■ **CONSIGNES ÉCRITES**:
**1)** Selon l'entrevue sur la présence attentive, combien de temps par jour et combien de jours par semaine les gestionnaires participants doivent-ils pratiquer ?
**2)** Prolongez l'entrevue sur la présence attentive à partir de sa dernière phrase.

===== BLOC DE TEXTE =====

Journal Les Affaires - Votre programme est axé sur ce que vous appelez la "présence attentive". De quoi s'agit-il ?
Mario Cayer - Notre programme s'inspire des travaux effectués par le Dr Jon Kabat-Zinn du Center for Mindfulness in Medecine, Health Care and Society de l'Université du Massachusetts. Il a mis au point un programme de gestion du stress basé sur la pratique de la présence attentive, qui est une forme de méditation qui consiste à porter son attention sur ce qu'on est en train de vivre sans porter de jugement de valeur.
Dans notre programme, d'une durée de 17 jours répartis sur un an, nous demandons aux gestionnaires participants de pratiquer cette discipline à raison de six jours sur sept, pendant 25 minutes. Notre postulat est que la pratique de la présence attentive, en plus de tous les bienfaits démontrés par les neurosciences, favorise le passage à un état de conscience dite postconventionnelle, dans lequel la façon de percevoir et de donner un sens aux événements change. Ceux qui la pratiquent intègrent mieux des informations complexes et paradoxales et prennent des décisions empreintes d'une plus grande sagesse. De fait, nous croyons que les exigences du monde du travail d'aujourd'hui ne demandent pas de nouvelles habiletés de gestion, mais plutôt l'atteinte d'un nouveau seuil de conscience.
JLA - Est-il prouvé scientifiquement que la pratique de la présence attentive mène à ce niveau de conscience ?

===== DONNÉES DISPONIBLES =====

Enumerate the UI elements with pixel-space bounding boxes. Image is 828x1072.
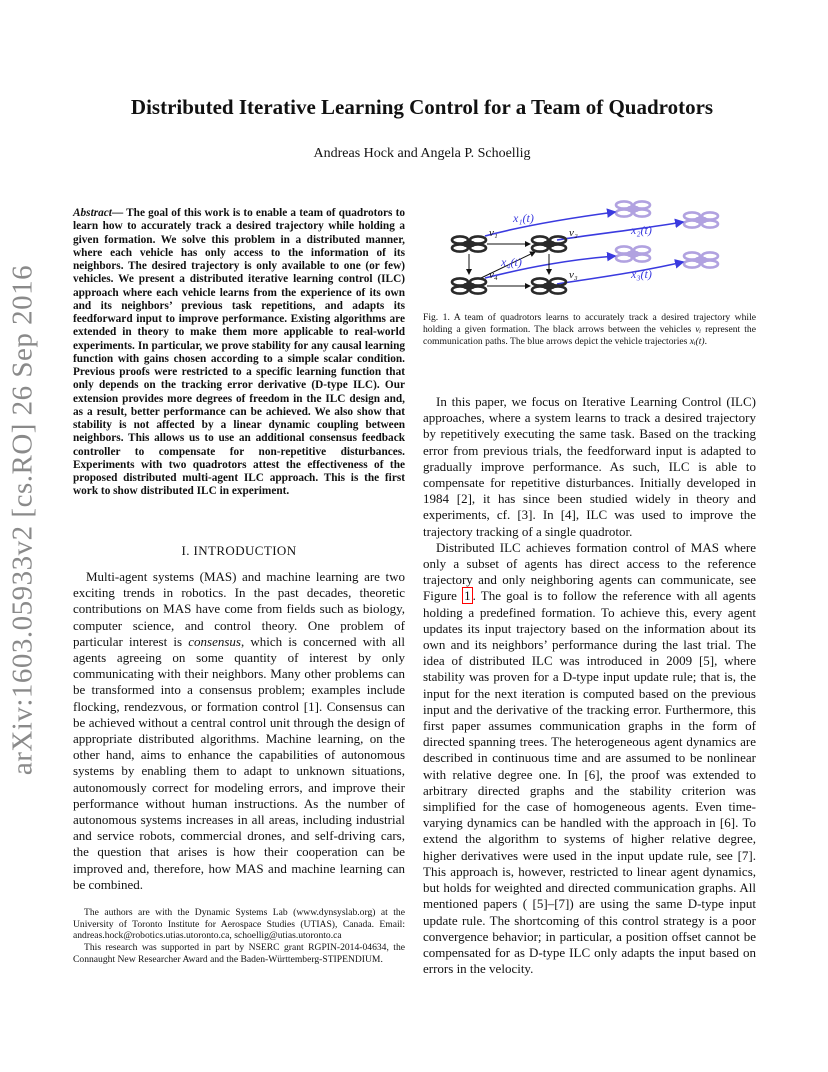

=====

■ **RÉPONSES PAR CONSIGNE**:
**1)** Ils doivent pratiquer 25 minutes par jour, six jours sur sept.

**2)**
M.C. - Chaque année, nous évaluons les participants avant et après la formation. Ce que nous avons pu voir, c'est qu'il y a effectivement un mouvement vers le stade de conscience postconventionnelle. Il faudrait toutefois mieux circonscrire ce qui relève, d'une part, de la pratique de la présence attentive et, d'autre part, de la contribution des 17 jours de contenu de la formation.
JLA - Qui sont ces gestionnaires qui participent à votre formation-recherche ?
M.C. - Ce sont des cadres à la recherche d'équilibre et de sens. Malgré le succès dans leur carrière, ils veulent pouvoir gérer en cohérence avec leurs valeurs et atteindre une plus grande sérénité. Leur principal problème, c'est le rythme infernal qui leur est imposé. La présence attentive ne peut pas changer cet état de fait, mais en donnant au gestionnaire une plus grande présence à soi, elle lui permet de changer son rapport à ce rythme infernal.
JLA - Est-ce que cela change leur style de leadership ?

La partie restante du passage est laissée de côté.